--- Begin INPUT DATA ---

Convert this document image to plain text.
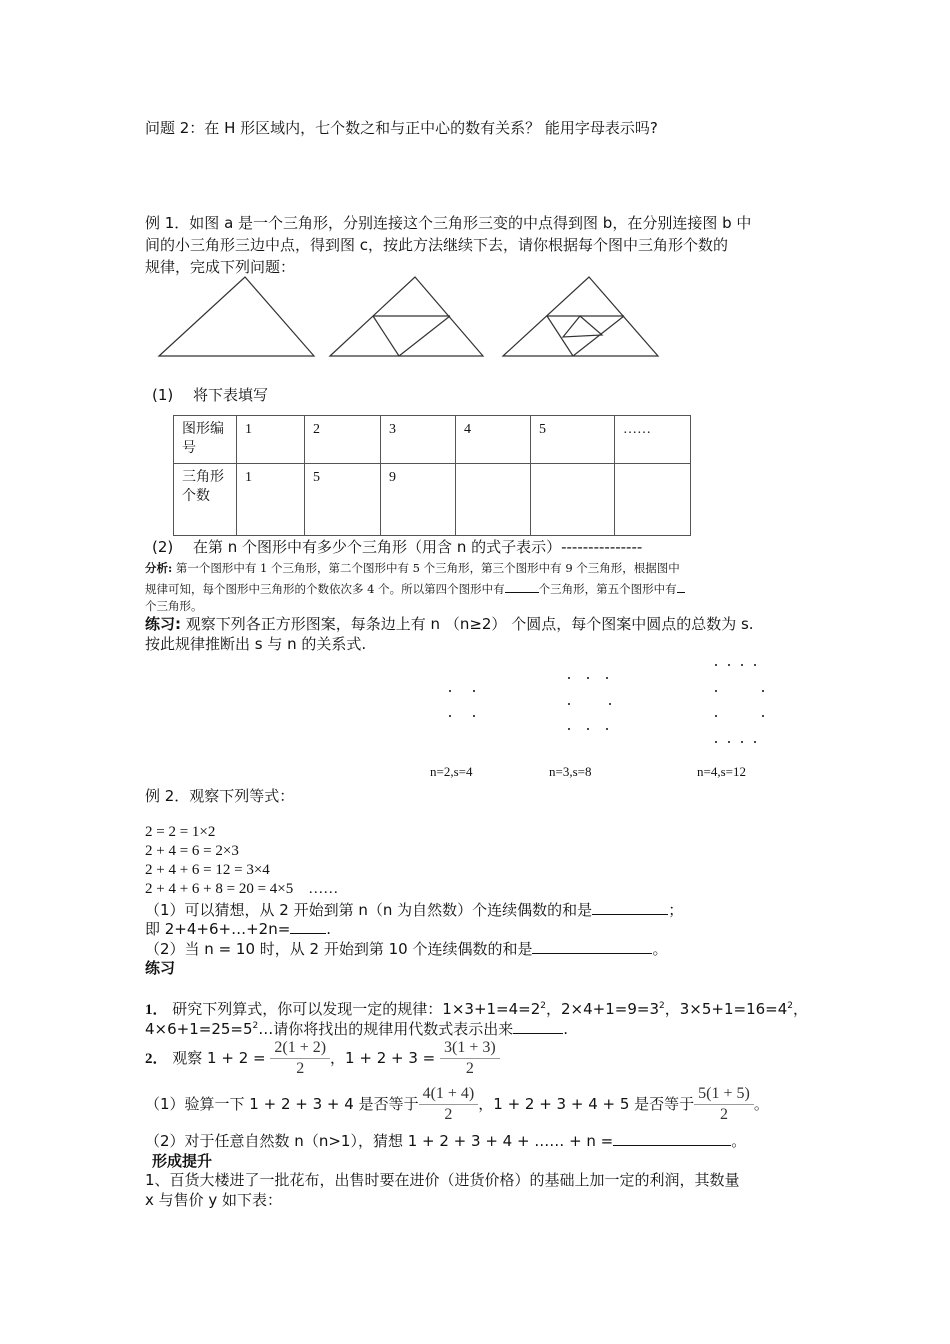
问题 2：在 H 形区域内，七个数之和与正中心的数有关系？ 能用字母表示吗?
例 1．如图 a 是一个三角形，分别连接这个三角形三变的中点得到图 b，在分别连接图 b 中
间的小三角形三边中点，得到图 c，按此方法继续下去，请你根据每个图中三角形个数的
规律，完成下列问题：
(1)　 将下表填写
图形编号	1	2	3	4	5	……
三角形个数	1	5	9			
(2)　 在第 n 个图形中有多少个三角形（用含 n 的式子表示）---------------
分析: 第一个图形中有 1 个三角形，第二个图形中有 5 个三角形，第三个图形中有 9 个三角形，根据图中
规律可知，每个图形中三角形的个数依次多 4 个。所以第四个图形中有	个三角形，第五个图形中有
个三角形。
练习: 观察下列各正方形图案，每条边上有 n （n≥2） 个圆点，每个图案中圆点的总数为 s.
按此规律推断出 s 与 n 的关系式.
n=2,s=4	n=3,s=8	n=4,s=12
例 2．观察下列等式：
2 = 2 = 1×2
2 + 4 = 6 = 2×3
2 + 4 + 6 = 12 = 3×4
2 + 4 + 6 + 8 = 20 = 4×5　……
（1）可以猜想，从 2 开始到第 n（n 为自然数）个连续偶数的和是	；
即 2+4+6+…+2n= .
（2）当 n = 10 时，从 2 开始到第 10 个连续偶数的和是	。
练习
1． 研究下列算式，你可以发现一定的规律：$1\times 3+1=4=2^2$，$2\times 4+1=9=3^2$，$3\times 5+1=16=4^2$，
$4\times 6+1=25=5^2\dots$请你将找出的规律用代数式表示出来	.
2． 观察 $1 + 2 = \frac{2(1 + 2)}{2}$ ，$1 + 2 + 3 = \frac{3(1 + 3)}{2}$
（1）验算一下 1 + 2 + 3 + 4 是否等于 $\frac{4(1 + 4)}{2}$ ，1 + 2 + 3 + 4 + 5 是否等于 $\frac{5(1 + 5)}{2}$ 。
（2）对于任意自然数 n（n>1），猜想 1 + 2 + 3 + 4 + …… + n =	。
形成提升
1、百货大楼进了一批花布，出售时要在进价（进货价格）的基础上加一定的利润，其数量
x 与售价 y 如下表：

--- End INPUT DATA ---

**TASK TO CARRY OUT:** Except for the pictures, give all the material above again verbatim.

**WORKED SOLUTION:**
Convert this document image to plain text.
问题 2：在 H 形区域内，七个数之和与正中心的数有关系？ 能用字母表示吗?
例 1．如图 a 是一个三角形，分别连接这个三角形三变的中点得到图 b，在分别连接图 b 中
间的小三角形三边中点，得到图 c，按此方法继续下去，请你根据每个图中三角形个数的
规律，完成下列问题：
(1)　 将下表填写
图形编号	1	2	3	4	5	……
三角形个数	1	5	9			
(2)　 在第 n 个图形中有多少个三角形（用含 n 的式子表示）---------------
分析: 第一个图形中有 1 个三角形，第二个图形中有 5 个三角形，第三个图形中有 9 个三角形，根据图中
规律可知，每个图形中三角形的个数依次多 4 个。所以第四个图形中有	个三角形，第五个图形中有
个三角形。
练习: 观察下列各正方形图案，每条边上有 n （n≥2） 个圆点，每个图案中圆点的总数为 s.
按此规律推断出 s 与 n 的关系式.
n=2,s=4	n=3,s=8	n=4,s=12
例 2．观察下列等式：
2 = 2 = 1×2
2 + 4 = 6 = 2×3
2 + 4 + 6 = 12 = 3×4
2 + 4 + 6 + 8 = 20 = 4×5　……
（1）可以猜想，从 2 开始到第 n（n 为自然数）个连续偶数的和是	；
即 2+4+6+…+2n= .
（2）当 n = 10 时，从 2 开始到第 10 个连续偶数的和是	。
练习
1． 研究下列算式，你可以发现一定的规律：$1\times 3+1=4=2^2$，$2\times 4+1=9=3^2$，$3\times 5+1=16=4^2$，
$4\times 6+1=25=5^2\dots$请你将找出的规律用代数式表示出来	.
2． 观察 $1 + 2 = \frac{2(1 + 2)}{2}$ ，$1 + 2 + 3 = \frac{3(1 + 3)}{2}$
（1）验算一下 1 + 2 + 3 + 4 是否等于 $\frac{4(1 + 4)}{2}$ ，1 + 2 + 3 + 4 + 5 是否等于 $\frac{5(1 + 5)}{2}$ 。
（2）对于任意自然数 n（n>1），猜想 1 + 2 + 3 + 4 + …… + n =	。
形成提升
1、百货大楼进了一批花布，出售时要在进价（进货价格）的基础上加一定的利润，其数量
x 与售价 y 如下表：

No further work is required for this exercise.